INFORMATION SHOWN:
## begin
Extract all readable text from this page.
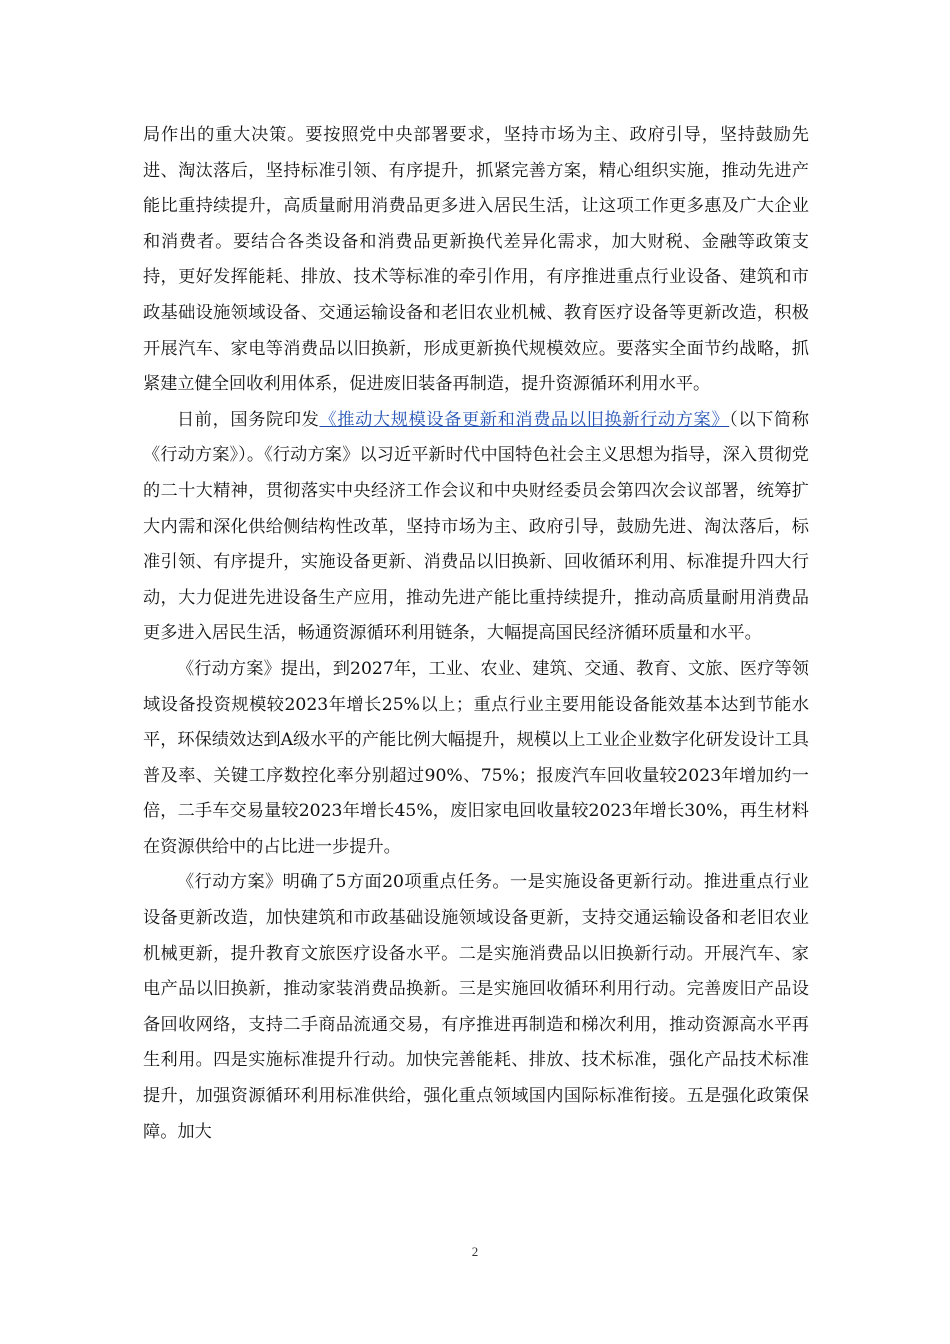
局作出的重大决策。要按照党中央部署要求，坚持市场为主、政府引导，坚持鼓励先进、淘汰落后，坚持标准引领、有序提升，抓紧完善方案，精心组织实施，推动先进产能比重持续提升，高质量耐用消费品更多进入居民生活，让这项工作更多惠及广大企业和消费者。要结合各类设备和消费品更新换代差异化需求，加大财税、金融等政策支持，更好发挥能耗、排放、技术等标准的牵引作用，有序推进重点行业设备、建筑和市政基础设施领域设备、交通运输设备和老旧农业机械、教育医疗设备等更新改造，积极开展汽车、家电等消费品以旧换新，形成更新换代规模效应。要落实全面节约战略，抓紧建立健全回收利用体系，促进废旧装备再制造，提升资源循环利用水平。

日前，国务院印发《推动大规模设备更新和消费品以旧换新行动方案》（以下简称《行动方案》）。《行动方案》以习近平新时代中国特色社会主义思想为指导，深入贯彻党的二十大精神，贯彻落实中央经济工作会议和中央财经委员会第四次会议部署，统筹扩大内需和深化供给侧结构性改革，坚持市场为主、政府引导，鼓励先进、淘汰落后，标准引领、有序提升，实施设备更新、消费品以旧换新、回收循环利用、标准提升四大行动，大力促进先进设备生产应用，推动先进产能比重持续提升，推动高质量耐用消费品更多进入居民生活，畅通资源循环利用链条，大幅提高国民经济循环质量和水平。

《行动方案》提出，到2027年，工业、农业、建筑、交通、教育、文旅、医疗等领域设备投资规模较2023年增长25%以上；重点行业主要用能设备能效基本达到节能水平，环保绩效达到A级水平的产能比例大幅提升，规模以上工业企业数字化研发设计工具普及率、关键工序数控化率分别超过90%、75%；报废汽车回收量较2023年增加约一倍，二手车交易量较2023年增长45%，废旧家电回收量较2023年增长30%，再生材料在资源供给中的占比进一步提升。

《行动方案》明确了5方面20项重点任务。一是实施设备更新行动。推进重点行业设备更新改造，加快建筑和市政基础设施领域设备更新，支持交通运输设备和老旧农业机械更新，提升教育文旅医疗设备水平。二是实施消费品以旧换新行动。开展汽车、家电产品以旧换新，推动家装消费品换新。三是实施回收循环利用行动。完善废旧产品设备回收网络，支持二手商品流通交易，有序推进再制造和梯次利用，推动资源高水平再生利用。四是实施标准提升行动。加快完善能耗、排放、技术标准，强化产品技术标准提升，加强资源循环利用标准供给，强化重点领域国内国际标准衔接。五是强化政策保障。加大

2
## end
EXERCISE DIRECTIONS:
Select from the material above each line in which the string "推动先进产能比重持续提升" appears, and list those lines.

FINISHED EXERCISE:
局作出的重大决策。要按照党中央部署要求，坚持市场为主、政府引导，坚持鼓励先进、淘汰落后，坚持标准引领、有序提升，抓紧完善方案，精心组织实施，推动先进产能比重持续提升，高质量耐用消费品更多进入居民生活，让这项工作更多惠及广大企业和消费者。要结合各类设备和消费品更新换代差异化需求，加大财税、金融等政策支持，更好发挥能耗、排放、技术等标准的牵引作用，有序推进重点行业设备、建筑和市政基础设施领域设备、交通运输设备和老旧农业机械、教育医疗设备等更新改造，积极开展汽车、家电等消费品以旧换新，形成更新换代规模效应。要落实全面节约战略，抓紧建立健全回收利用体系，促进废旧装备再制造，提升资源循环利用水平。
日前，国务院印发《推动大规模设备更新和消费品以旧换新行动方案》（以下简称《行动方案》）。《行动方案》以习近平新时代中国特色社会主义思想为指导，深入贯彻党的二十大精神，贯彻落实中央经济工作会议和中央财经委员会第四次会议部署，统筹扩大内需和深化供给侧结构性改革，坚持市场为主、政府引导，鼓励先进、淘汰落后，标准引领、有序提升，实施设备更新、消费品以旧换新、回收循环利用、标准提升四大行动，大力促进先进设备生产应用，推动先进产能比重持续提升，推动高质量耐用消费品更多进入居民生活，畅通资源循环利用链条，大幅提高国民经济循环质量和水平。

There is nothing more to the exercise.